» Data to process
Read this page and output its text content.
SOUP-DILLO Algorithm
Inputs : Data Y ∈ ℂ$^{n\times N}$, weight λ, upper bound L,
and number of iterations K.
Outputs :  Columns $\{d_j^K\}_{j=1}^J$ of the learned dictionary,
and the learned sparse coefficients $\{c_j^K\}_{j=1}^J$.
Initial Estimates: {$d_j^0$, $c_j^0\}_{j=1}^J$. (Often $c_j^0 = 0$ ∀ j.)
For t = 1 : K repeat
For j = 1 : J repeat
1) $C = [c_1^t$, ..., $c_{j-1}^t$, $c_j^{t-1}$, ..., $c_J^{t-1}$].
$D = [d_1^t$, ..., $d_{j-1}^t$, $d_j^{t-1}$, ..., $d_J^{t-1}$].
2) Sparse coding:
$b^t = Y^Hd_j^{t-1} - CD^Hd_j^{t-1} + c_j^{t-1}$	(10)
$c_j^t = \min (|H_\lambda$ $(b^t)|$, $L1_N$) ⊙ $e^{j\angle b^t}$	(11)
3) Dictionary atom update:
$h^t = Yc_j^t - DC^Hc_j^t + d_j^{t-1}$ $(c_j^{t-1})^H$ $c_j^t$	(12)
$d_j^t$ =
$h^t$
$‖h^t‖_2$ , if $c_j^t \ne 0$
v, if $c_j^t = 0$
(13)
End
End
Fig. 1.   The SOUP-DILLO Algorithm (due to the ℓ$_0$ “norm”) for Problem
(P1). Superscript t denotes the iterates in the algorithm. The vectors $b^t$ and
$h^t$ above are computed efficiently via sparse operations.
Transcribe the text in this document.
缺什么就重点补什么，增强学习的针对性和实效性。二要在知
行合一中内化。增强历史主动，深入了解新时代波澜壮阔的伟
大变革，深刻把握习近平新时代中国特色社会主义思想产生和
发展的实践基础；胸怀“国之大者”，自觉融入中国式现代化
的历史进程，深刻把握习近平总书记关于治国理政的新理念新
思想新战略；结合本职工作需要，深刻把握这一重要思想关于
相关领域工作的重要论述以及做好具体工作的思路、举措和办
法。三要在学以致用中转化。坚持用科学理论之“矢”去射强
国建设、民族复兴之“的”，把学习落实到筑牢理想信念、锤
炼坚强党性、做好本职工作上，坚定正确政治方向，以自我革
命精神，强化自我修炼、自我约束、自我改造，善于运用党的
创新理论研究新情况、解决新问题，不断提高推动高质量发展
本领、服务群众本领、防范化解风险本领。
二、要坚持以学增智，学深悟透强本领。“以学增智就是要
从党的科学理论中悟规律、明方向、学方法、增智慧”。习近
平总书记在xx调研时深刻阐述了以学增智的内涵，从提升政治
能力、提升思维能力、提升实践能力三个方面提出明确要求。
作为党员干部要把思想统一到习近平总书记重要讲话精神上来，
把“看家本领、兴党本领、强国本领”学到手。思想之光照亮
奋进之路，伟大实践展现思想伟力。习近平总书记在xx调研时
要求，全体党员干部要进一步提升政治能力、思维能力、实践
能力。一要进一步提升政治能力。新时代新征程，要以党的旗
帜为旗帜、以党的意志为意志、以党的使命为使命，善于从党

» Work to be completed
Wherever "DILLO" shows up in a line, copy that line.

» Response to the exercise
SOUP-DILLO Algorithm
Fig. 1.   The SOUP-DILLO Algorithm (due to the ℓ$_0$ “norm”) for Problem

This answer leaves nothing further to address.